WRITTEN EXERCISE> Extract the records in full, leaving every picture out.

RECORDS SHOWN>
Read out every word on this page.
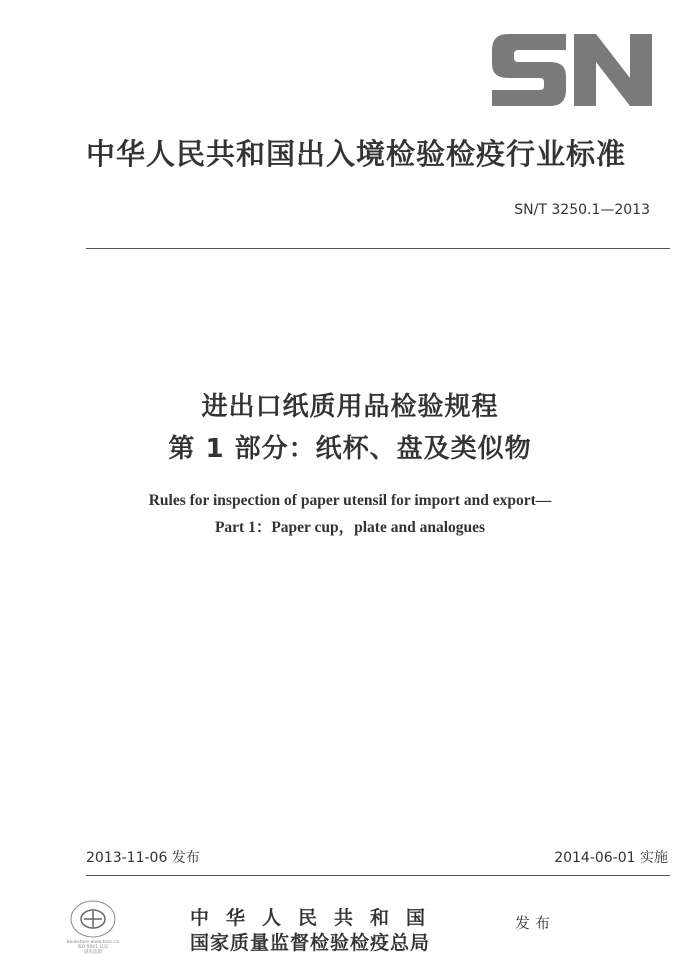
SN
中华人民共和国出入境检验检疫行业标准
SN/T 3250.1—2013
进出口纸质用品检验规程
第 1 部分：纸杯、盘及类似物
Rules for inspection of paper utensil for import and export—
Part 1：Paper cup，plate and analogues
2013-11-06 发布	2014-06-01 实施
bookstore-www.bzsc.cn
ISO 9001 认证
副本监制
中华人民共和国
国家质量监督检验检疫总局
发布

RESULT OF THE TASK>
Read out every word on this page.
SN
中华人民共和国出入境检验检疫行业标准
SN/T 3250.1—2013
进出口纸质用品检验规程
第 1 部分：纸杯、盘及类似物
Rules for inspection of paper utensil for import and export—
Part 1：Paper cup，plate and analogues
2013-11-06 发布	2014-06-01 实施
bookstore-www.bzsc.cn
ISO 9001 认证
副本监制
中华人民共和国
国家质量监督检验检疫总局
发布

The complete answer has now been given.